● RECORDS FOR THIS EXERCISE:

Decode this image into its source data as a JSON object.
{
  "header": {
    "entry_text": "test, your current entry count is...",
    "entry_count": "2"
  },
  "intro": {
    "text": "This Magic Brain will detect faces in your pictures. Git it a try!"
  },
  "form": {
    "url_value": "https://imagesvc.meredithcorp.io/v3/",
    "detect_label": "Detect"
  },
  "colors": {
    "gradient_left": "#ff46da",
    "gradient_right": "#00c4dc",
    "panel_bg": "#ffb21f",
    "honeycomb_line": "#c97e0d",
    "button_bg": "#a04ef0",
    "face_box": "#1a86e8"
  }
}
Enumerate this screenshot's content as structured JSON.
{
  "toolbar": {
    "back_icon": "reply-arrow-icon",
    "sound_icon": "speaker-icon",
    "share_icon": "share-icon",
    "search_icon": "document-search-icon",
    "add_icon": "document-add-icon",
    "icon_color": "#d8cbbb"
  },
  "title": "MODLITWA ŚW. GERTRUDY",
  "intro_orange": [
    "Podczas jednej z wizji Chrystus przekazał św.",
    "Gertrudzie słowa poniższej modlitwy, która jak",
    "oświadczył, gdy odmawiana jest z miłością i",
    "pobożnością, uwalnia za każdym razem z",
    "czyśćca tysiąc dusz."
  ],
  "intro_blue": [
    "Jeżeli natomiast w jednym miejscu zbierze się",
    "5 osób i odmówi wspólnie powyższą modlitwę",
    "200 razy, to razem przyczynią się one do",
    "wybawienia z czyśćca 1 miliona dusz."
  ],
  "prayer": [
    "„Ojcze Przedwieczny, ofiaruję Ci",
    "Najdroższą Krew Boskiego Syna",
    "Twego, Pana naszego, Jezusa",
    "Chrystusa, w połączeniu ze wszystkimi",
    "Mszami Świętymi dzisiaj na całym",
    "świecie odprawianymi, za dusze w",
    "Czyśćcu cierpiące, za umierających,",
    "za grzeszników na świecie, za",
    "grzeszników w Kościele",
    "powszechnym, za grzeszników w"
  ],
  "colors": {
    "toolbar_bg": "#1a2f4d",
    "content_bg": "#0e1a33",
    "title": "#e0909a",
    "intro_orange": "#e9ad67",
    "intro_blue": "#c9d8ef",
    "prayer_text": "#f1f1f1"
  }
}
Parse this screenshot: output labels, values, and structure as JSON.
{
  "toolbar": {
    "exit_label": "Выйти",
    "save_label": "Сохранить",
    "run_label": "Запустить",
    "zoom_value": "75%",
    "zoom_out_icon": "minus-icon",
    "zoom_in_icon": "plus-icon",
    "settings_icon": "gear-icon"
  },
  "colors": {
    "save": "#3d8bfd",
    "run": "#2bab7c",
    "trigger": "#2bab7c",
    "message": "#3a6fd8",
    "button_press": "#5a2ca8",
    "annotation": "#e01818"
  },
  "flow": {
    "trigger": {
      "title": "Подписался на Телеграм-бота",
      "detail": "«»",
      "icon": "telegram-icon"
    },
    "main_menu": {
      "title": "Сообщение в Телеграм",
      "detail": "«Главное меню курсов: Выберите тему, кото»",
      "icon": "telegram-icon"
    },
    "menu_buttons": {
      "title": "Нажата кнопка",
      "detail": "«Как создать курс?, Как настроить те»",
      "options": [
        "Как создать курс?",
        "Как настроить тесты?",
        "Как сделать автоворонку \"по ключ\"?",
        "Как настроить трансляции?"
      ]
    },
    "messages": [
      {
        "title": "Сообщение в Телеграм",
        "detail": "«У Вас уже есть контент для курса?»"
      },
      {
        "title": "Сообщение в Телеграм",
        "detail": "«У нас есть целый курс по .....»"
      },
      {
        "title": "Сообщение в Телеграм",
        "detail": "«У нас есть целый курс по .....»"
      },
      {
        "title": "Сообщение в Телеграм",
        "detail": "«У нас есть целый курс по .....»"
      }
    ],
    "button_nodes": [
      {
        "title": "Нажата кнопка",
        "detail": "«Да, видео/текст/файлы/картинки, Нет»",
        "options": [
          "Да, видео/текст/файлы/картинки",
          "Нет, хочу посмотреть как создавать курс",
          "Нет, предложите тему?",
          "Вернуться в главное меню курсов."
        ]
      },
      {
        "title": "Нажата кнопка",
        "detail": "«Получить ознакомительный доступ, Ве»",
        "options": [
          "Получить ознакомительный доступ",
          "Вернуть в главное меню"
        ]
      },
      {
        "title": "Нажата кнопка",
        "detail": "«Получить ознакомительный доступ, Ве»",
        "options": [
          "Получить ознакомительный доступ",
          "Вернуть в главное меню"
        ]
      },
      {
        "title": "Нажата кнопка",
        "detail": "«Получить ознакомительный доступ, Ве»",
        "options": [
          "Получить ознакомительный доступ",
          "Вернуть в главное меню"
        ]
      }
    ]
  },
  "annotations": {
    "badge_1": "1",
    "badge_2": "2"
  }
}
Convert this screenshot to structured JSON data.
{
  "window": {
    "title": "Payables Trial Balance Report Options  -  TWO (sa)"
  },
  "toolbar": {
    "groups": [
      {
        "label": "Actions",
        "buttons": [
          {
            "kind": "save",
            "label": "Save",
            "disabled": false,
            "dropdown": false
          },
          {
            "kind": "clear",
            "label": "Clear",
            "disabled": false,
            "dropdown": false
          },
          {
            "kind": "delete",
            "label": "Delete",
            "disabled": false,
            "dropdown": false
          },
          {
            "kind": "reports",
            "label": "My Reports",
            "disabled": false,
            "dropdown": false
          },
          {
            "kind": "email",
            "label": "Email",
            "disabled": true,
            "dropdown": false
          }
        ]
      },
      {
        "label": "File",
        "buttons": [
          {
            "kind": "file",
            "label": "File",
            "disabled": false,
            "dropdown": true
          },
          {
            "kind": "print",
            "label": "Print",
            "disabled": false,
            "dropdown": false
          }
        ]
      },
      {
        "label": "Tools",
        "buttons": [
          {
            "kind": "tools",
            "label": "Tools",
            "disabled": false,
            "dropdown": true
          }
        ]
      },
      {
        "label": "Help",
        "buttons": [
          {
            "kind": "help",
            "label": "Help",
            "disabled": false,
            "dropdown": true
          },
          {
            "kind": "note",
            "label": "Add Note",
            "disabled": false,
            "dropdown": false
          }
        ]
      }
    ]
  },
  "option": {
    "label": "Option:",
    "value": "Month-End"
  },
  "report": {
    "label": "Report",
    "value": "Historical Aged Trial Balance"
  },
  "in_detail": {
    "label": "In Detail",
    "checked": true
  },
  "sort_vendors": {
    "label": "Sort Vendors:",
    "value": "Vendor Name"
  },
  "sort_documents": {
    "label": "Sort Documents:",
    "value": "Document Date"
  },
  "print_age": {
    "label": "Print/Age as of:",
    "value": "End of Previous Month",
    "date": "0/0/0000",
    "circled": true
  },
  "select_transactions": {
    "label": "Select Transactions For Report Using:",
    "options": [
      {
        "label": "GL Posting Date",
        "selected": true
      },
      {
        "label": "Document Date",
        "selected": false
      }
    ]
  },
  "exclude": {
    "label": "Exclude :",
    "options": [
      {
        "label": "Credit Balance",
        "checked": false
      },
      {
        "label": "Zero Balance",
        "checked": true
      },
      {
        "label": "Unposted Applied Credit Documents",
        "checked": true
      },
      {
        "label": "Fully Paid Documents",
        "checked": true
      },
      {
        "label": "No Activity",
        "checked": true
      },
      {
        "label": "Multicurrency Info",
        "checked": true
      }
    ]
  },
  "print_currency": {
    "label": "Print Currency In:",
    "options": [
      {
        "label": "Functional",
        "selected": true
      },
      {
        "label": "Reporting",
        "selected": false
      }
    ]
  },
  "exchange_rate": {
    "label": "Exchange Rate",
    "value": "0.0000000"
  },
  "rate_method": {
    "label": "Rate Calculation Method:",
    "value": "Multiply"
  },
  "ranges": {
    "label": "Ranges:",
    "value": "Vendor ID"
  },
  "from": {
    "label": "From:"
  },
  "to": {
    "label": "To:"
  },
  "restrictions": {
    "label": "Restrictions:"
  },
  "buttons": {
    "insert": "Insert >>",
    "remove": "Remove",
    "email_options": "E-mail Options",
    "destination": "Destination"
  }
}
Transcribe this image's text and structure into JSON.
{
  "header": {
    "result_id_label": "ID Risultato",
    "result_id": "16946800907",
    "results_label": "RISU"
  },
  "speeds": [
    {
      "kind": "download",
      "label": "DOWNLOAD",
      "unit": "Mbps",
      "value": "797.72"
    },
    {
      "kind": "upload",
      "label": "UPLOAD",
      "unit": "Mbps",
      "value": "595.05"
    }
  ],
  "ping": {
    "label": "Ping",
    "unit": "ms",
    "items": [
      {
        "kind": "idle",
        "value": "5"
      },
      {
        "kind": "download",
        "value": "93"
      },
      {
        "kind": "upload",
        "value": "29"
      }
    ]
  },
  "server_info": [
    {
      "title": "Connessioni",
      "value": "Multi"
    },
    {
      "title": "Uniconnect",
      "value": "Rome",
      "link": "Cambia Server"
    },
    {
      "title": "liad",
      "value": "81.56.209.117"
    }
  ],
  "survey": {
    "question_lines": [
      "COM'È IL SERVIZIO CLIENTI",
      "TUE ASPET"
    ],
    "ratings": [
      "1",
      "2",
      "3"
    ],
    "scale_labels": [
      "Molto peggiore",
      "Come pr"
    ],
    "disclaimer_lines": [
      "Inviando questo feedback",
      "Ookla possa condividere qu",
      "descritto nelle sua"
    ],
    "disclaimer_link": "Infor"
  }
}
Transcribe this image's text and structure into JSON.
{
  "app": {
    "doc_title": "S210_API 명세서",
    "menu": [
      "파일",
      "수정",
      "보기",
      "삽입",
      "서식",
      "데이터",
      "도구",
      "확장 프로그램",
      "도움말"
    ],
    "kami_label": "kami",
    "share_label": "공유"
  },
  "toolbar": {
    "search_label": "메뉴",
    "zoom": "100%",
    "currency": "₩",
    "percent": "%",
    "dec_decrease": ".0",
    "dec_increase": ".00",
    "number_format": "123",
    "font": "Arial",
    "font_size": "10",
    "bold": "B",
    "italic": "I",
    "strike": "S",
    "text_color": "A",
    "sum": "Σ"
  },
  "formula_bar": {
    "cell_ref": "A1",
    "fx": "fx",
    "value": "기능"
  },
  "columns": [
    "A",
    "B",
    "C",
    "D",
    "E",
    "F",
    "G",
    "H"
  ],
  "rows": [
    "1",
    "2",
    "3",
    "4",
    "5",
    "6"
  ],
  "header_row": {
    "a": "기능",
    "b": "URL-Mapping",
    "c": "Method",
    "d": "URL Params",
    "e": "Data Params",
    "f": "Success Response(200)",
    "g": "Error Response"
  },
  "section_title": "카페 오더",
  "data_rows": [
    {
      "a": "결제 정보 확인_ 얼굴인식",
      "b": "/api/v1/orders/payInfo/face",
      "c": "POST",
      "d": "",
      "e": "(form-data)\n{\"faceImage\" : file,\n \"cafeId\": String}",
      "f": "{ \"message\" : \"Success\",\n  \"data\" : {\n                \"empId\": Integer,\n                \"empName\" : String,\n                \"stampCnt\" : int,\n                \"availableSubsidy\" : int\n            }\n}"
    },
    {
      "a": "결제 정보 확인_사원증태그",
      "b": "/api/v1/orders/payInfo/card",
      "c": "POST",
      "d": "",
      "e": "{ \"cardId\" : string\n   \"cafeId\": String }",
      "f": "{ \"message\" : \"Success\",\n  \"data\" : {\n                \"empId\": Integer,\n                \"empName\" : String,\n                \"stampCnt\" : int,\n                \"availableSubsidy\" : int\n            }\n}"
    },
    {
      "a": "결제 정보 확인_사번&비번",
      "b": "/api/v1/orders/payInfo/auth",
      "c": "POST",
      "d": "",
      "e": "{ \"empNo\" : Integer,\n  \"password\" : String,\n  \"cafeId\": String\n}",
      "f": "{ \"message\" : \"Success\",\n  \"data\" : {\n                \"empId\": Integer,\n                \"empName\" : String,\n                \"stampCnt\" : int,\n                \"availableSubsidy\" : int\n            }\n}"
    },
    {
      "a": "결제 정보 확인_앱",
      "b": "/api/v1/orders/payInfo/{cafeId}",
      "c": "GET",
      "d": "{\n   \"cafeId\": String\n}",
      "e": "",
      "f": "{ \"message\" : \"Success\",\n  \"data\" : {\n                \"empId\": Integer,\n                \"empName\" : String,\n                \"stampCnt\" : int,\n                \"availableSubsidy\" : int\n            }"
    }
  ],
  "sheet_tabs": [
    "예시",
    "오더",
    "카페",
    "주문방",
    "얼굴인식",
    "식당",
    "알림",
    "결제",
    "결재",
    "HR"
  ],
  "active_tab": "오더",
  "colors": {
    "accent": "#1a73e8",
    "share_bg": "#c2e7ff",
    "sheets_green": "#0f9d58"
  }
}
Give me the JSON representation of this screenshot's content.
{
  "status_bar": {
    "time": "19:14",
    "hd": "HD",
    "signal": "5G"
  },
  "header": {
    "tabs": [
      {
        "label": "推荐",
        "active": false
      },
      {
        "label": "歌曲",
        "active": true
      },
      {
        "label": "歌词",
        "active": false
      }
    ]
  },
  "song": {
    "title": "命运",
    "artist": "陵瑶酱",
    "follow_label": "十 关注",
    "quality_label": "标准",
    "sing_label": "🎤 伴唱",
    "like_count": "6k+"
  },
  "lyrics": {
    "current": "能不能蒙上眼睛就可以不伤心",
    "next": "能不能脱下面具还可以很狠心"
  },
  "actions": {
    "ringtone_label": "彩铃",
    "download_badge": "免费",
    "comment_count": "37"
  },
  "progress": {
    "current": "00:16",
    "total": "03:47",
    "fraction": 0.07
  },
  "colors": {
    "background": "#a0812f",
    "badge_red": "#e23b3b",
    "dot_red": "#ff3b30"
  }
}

● WORK TO DO: Nothing but the lines from the line with "Give me the" to the last line of the listing above should appear; please retype them exactly, both ends included.

● EXERCISE RESULT:
Give me the JSON representation of this screenshot's content.
{
  "status_bar": {
    "time": "19:14",
    "hd": "HD",
    "signal": "5G"
  },
  "header": {
    "tabs": [
      {
        "label": "推荐",
        "active": false
      },
      {
        "label": "歌曲",
        "active": true
      },
      {
        "label": "歌词",
        "active": false
      }
    ]
  },
  "song": {
    "title": "命运",
    "artist": "陵瑶酱",
    "follow_label": "十 关注",
    "quality_label": "标准",
    "sing_label": "🎤 伴唱",
    "like_count": "6k+"
  },
  "lyrics": {
    "current": "能不能蒙上眼睛就可以不伤心",
    "next": "能不能脱下面具还可以很狠心"
  },
  "actions": {
    "ringtone_label": "彩铃",
    "download_badge": "免费",
    "comment_count": "37"
  },
  "progress": {
    "current": "00:16",
    "total": "03:47",
    "fraction": 0.07
  },
  "colors": {
    "background": "#a0812f",
    "badge_red": "#e23b3b",
    "dot_red": "#ff3b30"
  }
}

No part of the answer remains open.